## AIM:
Below is a set of records; restate each one word for word.

## SUPPLIED MATERIAL:
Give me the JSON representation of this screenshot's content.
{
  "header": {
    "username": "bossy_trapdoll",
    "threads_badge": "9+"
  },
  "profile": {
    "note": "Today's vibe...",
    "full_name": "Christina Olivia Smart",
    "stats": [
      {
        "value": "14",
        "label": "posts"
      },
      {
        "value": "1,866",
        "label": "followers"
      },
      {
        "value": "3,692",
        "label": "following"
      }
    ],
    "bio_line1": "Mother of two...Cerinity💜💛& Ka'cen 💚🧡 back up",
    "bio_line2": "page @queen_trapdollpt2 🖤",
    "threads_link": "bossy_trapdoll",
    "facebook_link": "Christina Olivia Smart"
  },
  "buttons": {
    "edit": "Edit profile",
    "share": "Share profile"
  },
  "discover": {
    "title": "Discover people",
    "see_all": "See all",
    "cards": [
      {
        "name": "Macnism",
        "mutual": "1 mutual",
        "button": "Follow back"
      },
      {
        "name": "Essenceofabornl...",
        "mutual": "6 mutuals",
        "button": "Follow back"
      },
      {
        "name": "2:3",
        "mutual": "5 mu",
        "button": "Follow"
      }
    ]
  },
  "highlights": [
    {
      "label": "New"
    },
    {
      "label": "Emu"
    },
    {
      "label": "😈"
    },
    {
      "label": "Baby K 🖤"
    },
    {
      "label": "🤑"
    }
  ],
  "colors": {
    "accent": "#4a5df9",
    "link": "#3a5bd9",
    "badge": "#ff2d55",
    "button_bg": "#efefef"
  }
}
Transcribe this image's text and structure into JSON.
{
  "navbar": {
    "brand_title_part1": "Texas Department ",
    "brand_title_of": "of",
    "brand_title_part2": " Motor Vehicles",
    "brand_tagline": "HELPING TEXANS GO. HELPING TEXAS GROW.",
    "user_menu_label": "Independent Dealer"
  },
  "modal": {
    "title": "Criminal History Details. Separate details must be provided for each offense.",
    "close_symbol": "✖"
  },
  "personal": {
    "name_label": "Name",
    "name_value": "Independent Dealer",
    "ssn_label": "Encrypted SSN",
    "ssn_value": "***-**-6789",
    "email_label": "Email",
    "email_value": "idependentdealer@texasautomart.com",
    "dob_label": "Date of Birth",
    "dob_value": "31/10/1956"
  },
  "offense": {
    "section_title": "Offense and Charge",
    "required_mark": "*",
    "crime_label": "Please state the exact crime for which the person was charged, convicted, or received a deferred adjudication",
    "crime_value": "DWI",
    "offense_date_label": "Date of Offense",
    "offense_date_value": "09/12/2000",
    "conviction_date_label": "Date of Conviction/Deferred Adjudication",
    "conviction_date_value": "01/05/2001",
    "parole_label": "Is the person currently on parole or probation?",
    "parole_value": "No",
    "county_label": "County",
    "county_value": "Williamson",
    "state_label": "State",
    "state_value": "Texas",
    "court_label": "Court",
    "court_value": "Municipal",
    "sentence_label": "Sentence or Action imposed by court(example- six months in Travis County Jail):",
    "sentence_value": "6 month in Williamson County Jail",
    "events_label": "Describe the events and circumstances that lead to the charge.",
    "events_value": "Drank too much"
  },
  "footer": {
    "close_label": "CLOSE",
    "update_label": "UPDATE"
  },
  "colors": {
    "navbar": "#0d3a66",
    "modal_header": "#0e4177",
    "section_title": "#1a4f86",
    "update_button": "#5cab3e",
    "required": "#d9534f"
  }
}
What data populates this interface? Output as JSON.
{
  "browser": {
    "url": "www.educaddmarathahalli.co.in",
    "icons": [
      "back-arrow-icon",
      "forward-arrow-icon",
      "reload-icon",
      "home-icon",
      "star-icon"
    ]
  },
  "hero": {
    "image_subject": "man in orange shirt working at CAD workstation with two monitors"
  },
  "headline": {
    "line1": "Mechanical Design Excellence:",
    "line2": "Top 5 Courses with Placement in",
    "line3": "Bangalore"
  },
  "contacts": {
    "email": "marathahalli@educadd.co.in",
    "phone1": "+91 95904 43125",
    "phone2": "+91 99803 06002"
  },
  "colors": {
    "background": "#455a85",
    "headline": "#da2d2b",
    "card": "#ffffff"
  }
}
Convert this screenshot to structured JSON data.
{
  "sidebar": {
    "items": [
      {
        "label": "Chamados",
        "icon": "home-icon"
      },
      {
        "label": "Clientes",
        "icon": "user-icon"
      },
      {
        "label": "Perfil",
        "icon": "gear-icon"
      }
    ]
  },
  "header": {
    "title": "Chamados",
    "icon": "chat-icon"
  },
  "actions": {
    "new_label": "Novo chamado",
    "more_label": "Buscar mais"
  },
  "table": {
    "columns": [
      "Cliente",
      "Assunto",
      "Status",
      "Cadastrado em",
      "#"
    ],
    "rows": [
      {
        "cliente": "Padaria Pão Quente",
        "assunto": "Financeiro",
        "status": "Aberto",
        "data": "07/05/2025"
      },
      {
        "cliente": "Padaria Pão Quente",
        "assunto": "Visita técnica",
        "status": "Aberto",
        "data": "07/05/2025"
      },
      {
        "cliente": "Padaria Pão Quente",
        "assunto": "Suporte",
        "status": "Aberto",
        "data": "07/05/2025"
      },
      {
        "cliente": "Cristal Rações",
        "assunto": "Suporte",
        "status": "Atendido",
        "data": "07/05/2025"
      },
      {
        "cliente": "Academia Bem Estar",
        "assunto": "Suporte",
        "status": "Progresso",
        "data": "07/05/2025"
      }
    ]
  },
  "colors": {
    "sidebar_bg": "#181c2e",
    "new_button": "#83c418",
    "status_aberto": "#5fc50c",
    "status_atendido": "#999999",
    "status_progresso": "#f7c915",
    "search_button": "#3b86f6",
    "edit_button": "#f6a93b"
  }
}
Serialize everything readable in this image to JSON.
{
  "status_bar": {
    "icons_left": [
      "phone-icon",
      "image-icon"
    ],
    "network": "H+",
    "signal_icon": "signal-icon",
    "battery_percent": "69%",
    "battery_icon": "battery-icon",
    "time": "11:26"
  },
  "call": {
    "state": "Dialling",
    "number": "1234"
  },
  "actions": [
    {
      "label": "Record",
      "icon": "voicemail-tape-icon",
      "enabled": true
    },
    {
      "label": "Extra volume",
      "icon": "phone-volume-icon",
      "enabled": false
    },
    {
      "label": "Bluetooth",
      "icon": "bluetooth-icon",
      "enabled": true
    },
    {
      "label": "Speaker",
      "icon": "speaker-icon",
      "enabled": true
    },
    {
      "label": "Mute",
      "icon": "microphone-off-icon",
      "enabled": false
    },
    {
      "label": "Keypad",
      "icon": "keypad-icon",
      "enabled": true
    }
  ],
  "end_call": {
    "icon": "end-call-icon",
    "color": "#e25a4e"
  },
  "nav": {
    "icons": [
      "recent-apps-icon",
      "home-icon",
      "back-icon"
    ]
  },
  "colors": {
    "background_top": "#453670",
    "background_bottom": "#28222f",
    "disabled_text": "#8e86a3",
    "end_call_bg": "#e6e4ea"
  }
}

## OUTPUT BELOW:
Give me the JSON representation of this screenshot's content.
{
  "header": {
    "username": "bossy_trapdoll",
    "threads_badge": "9+"
  },
  "profile": {
    "note": "Today's vibe...",
    "full_name": "Christina Olivia Smart",
    "stats": [
      {
        "value": "14",
        "label": "posts"
      },
      {
        "value": "1,866",
        "label": "followers"
      },
      {
        "value": "3,692",
        "label": "following"
      }
    ],
    "bio_line1": "Mother of two...Cerinity💜💛& Ka'cen 💚🧡 back up",
    "bio_line2": "page @queen_trapdollpt2 🖤",
    "threads_link": "bossy_trapdoll",
    "facebook_link": "Christina Olivia Smart"
  },
  "buttons": {
    "edit": "Edit profile",
    "share": "Share profile"
  },
  "discover": {
    "title": "Discover people",
    "see_all": "See all",
    "cards": [
      {
        "name": "Macnism",
        "mutual": "1 mutual",
        "button": "Follow back"
      },
      {
        "name": "Essenceofabornl...",
        "mutual": "6 mutuals",
        "button": "Follow back"
      },
      {
        "name": "2:3",
        "mutual": "5 mu",
        "button": "Follow"
      }
    ]
  },
  "highlights": [
    {
      "label": "New"
    },
    {
      "label": "Emu"
    },
    {
      "label": "😈"
    },
    {
      "label": "Baby K 🖤"
    },
    {
      "label": "🤑"
    }
  ],
  "colors": {
    "accent": "#4a5df9",
    "link": "#3a5bd9",
    "badge": "#ff2d55",
    "button_bg": "#efefef"
  }
}
Transcribe this image's text and structure into JSON.
{
  "navbar": {
    "brand_title_part1": "Texas Department ",
    "brand_title_of": "of",
    "brand_title_part2": " Motor Vehicles",
    "brand_tagline": "HELPING TEXANS GO. HELPING TEXAS GROW.",
    "user_menu_label": "Independent Dealer"
  },
  "modal": {
    "title": "Criminal History Details. Separate details must be provided for each offense.",
    "close_symbol": "✖"
  },
  "personal": {
    "name_label": "Name",
    "name_value": "Independent Dealer",
    "ssn_label": "Encrypted SSN",
    "ssn_value": "***-**-6789",
    "email_label": "Email",
    "email_value": "idependentdealer@texasautomart.com",
    "dob_label": "Date of Birth",
    "dob_value": "31/10/1956"
  },
  "offense": {
    "section_title": "Offense and Charge",
    "required_mark": "*",
    "crime_label": "Please state the exact crime for which the person was charged, convicted, or received a deferred adjudication",
    "crime_value": "DWI",
    "offense_date_label": "Date of Offense",
    "offense_date_value": "09/12/2000",
    "conviction_date_label": "Date of Conviction/Deferred Adjudication",
    "conviction_date_value": "01/05/2001",
    "parole_label": "Is the person currently on parole or probation?",
    "parole_value": "No",
    "county_label": "County",
    "county_value": "Williamson",
    "state_label": "State",
    "state_value": "Texas",
    "court_label": "Court",
    "court_value": "Municipal",
    "sentence_label": "Sentence or Action imposed by court(example- six months in Travis County Jail):",
    "sentence_value": "6 month in Williamson County Jail",
    "events_label": "Describe the events and circumstances that lead to the charge.",
    "events_value": "Drank too much"
  },
  "footer": {
    "close_label": "CLOSE",
    "update_label": "UPDATE"
  },
  "colors": {
    "navbar": "#0d3a66",
    "modal_header": "#0e4177",
    "section_title": "#1a4f86",
    "update_button": "#5cab3e",
    "required": "#d9534f"
  }
}
What data populates this interface? Output as JSON.
{
  "browser": {
    "url": "www.educaddmarathahalli.co.in",
    "icons": [
      "back-arrow-icon",
      "forward-arrow-icon",
      "reload-icon",
      "home-icon",
      "star-icon"
    ]
  },
  "hero": {
    "image_subject": "man in orange shirt working at CAD workstation with two monitors"
  },
  "headline": {
    "line1": "Mechanical Design Excellence:",
    "line2": "Top 5 Courses with Placement in",
    "line3": "Bangalore"
  },
  "contacts": {
    "email": "marathahalli@educadd.co.in",
    "phone1": "+91 95904 43125",
    "phone2": "+91 99803 06002"
  },
  "colors": {
    "background": "#455a85",
    "headline": "#da2d2b",
    "card": "#ffffff"
  }
}
Convert this screenshot to structured JSON data.
{
  "sidebar": {
    "items": [
      {
        "label": "Chamados",
        "icon": "home-icon"
      },
      {
        "label": "Clientes",
        "icon": "user-icon"
      },
      {
        "label": "Perfil",
        "icon": "gear-icon"
      }
    ]
  },
  "header": {
    "title": "Chamados",
    "icon": "chat-icon"
  },
  "actions": {
    "new_label": "Novo chamado",
    "more_label": "Buscar mais"
  },
  "table": {
    "columns": [
      "Cliente",
      "Assunto",
      "Status",
      "Cadastrado em",
      "#"
    ],
    "rows": [
      {
        "cliente": "Padaria Pão Quente",
        "assunto": "Financeiro",
        "status": "Aberto",
        "data": "07/05/2025"
      },
      {
        "cliente": "Padaria Pão Quente",
        "assunto": "Visita técnica",
        "status": "Aberto",
        "data": "07/05/2025"
      },
      {
        "cliente": "Padaria Pão Quente",
        "assunto": "Suporte",
        "status": "Aberto",
        "data": "07/05/2025"
      },
      {
        "cliente": "Cristal Rações",
        "assunto": "Suporte",
        "status": "Atendido",
        "data": "07/05/2025"
      },
      {
        "cliente": "Academia Bem Estar",
        "assunto": "Suporte",
        "status": "Progresso",
        "data": "07/05/2025"
      }
    ]
  },
  "colors": {
    "sidebar_bg": "#181c2e",
    "new_button": "#83c418",
    "status_aberto": "#5fc50c",
    "status_atendido": "#999999",
    "status_progresso": "#f7c915",
    "search_button": "#3b86f6",
    "edit_button": "#f6a93b"
  }
}
Serialize everything readable in this image to JSON.
{
  "status_bar": {
    "icons_left": [
      "phone-icon",
      "image-icon"
    ],
    "network": "H+",
    "signal_icon": "signal-icon",
    "battery_percent": "69%",
    "battery_icon": "battery-icon",
    "time": "11:26"
  },
  "call": {
    "state": "Dialling",
    "number": "1234"
  },
  "actions": [
    {
      "label": "Record",
      "icon": "voicemail-tape-icon",
      "enabled": true
    },
    {
      "label": "Extra volume",
      "icon": "phone-volume-icon",
      "enabled": false
    },
    {
      "label": "Bluetooth",
      "icon": "bluetooth-icon",
      "enabled": true
    },
    {
      "label": "Speaker",
      "icon": "speaker-icon",
      "enabled": true
    },
    {
      "label": "Mute",
      "icon": "microphone-off-icon",
      "enabled": false
    },
    {
      "label": "Keypad",
      "icon": "keypad-icon",
      "enabled": true
    }
  ],
  "end_call": {
    "icon": "end-call-icon",
    "color": "#e25a4e"
  },
  "nav": {
    "icons": [
      "recent-apps-icon",
      "home-icon",
      "back-icon"
    ]
  },
  "colors": {
    "background_top": "#453670",
    "background_bottom": "#28222f",
    "disabled_text": "#8e86a3",
    "end_call_bg": "#e6e4ea"
  }
}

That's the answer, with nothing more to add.